**OBJECTIVE**
Using the records below, locate all lines containing "للفلسفة" and return them.

**RAW RECORDS**

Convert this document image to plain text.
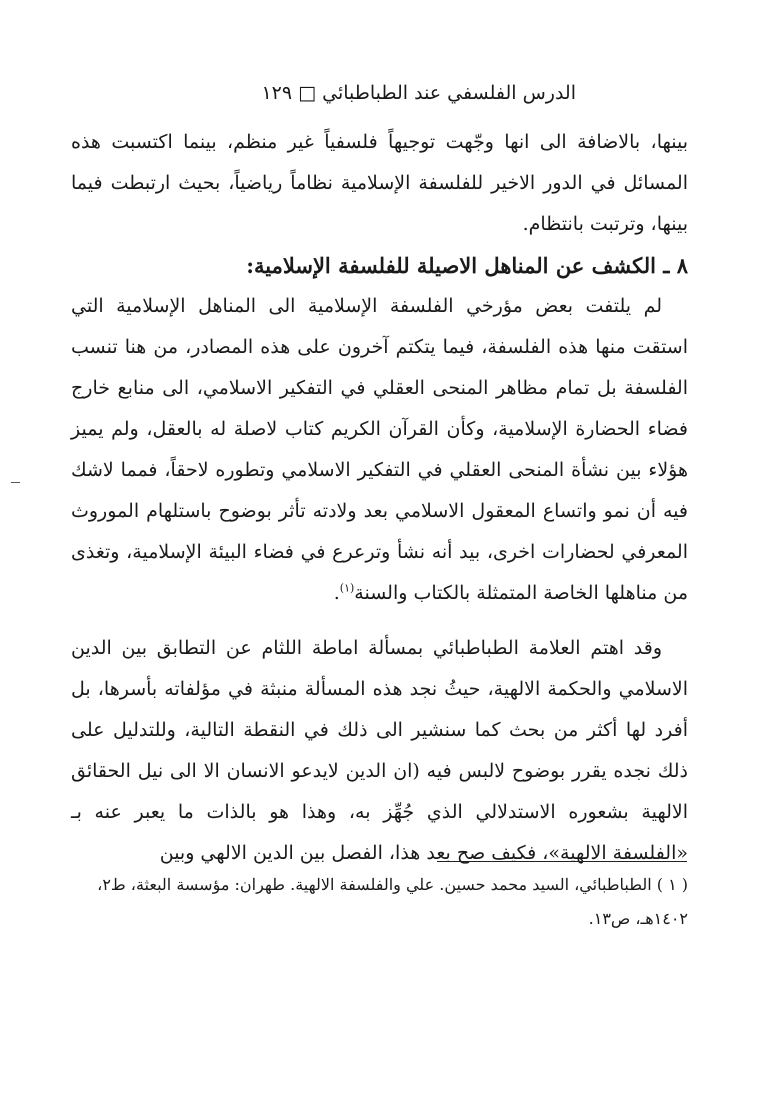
الدرس الفلسفي عند الطباطبائي □ ١٢٩

بينها، بالاضافة الى انها وجّهت توجيهاً فلسفياً غير منظم، بينما اكتسبت هذه المسائل في الدور الاخير للفلسفة الإسلامية نظاماً رياضياً، بحيث ارتبطت فيما بينها، وترتبت بانتظام.

٨ ـ الكشف عن المناهل الاصيلة للفلسفة الإسلامية:

لم يلتفت بعض مؤرخي الفلسفة الإسلامية الى المناهل الإسلامية التي استقت منها هذه الفلسفة، فيما يتكتم آخرون على هذه المصادر، من هنا تنسب الفلسفة بل تمام مظاهر المنحى العقلي في التفكير الاسلامي، الى منابع خارج فضاء الحضارة الإسلامية، وكأن القرآن الكريم كتاب لاصلة له بالعقل، ولم يميز هؤلاء بين نشأة المنحى العقلي في التفكير الاسلامي وتطوره لاحقاً، فمما لاشك فيه أن نمو واتساع المعقول الاسلامي بعد ولادته تأثر بوضوح باستلهام الموروث المعرفي لحضارات اخرى، بيد أنه نشأ وترعرع في فضاء البيئة الإسلامية، وتغذى من مناهلها الخاصة المتمثلة بالكتاب والسنة$^{(١)}$.

وقد اهتم العلامة الطباطبائي بمسألة اماطة اللثام عن التطابق بين الدين الاسلامي والحكمة الالهية، حيثُ نجد هذه المسألة منبثة في مؤلفاته بأسرها، بل أفرد لها أكثر من بحث كما سنشير الى ذلك في النقطة التالية، وللتدليل على ذلك نجده يقرر بوضوح لالبس فيه (ان الدين لايدعو الانسان الا الى نيل الحقائق الالهية بشعوره الاستدلالي الذي جُهِّز به، وهذا هو بالذات ما يعبر عنه بـ «الفلسفة الالهية»، فكيف صح بعد هذا، الفصل بين الدين الالهي وبين

( ١ ) الطباطبائي، السيد محمد حسين. علي والفلسفة الالهية. طهران: مؤسسة البعثة، ط٢، ١٤٠٢هـ، ص١٣.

**EXERCISE SOLUTION**
بينها، بالاضافة الى انها وجّهت توجيهاً فلسفياً غير منظم، بينما اكتسبت هذه المسائل في الدور الاخير للفلسفة الإسلامية نظاماً رياضياً، بحيث ارتبطت فيما بينها، وترتبت بانتظام.
٨ ـ الكشف عن المناهل الاصيلة للفلسفة الإسلامية:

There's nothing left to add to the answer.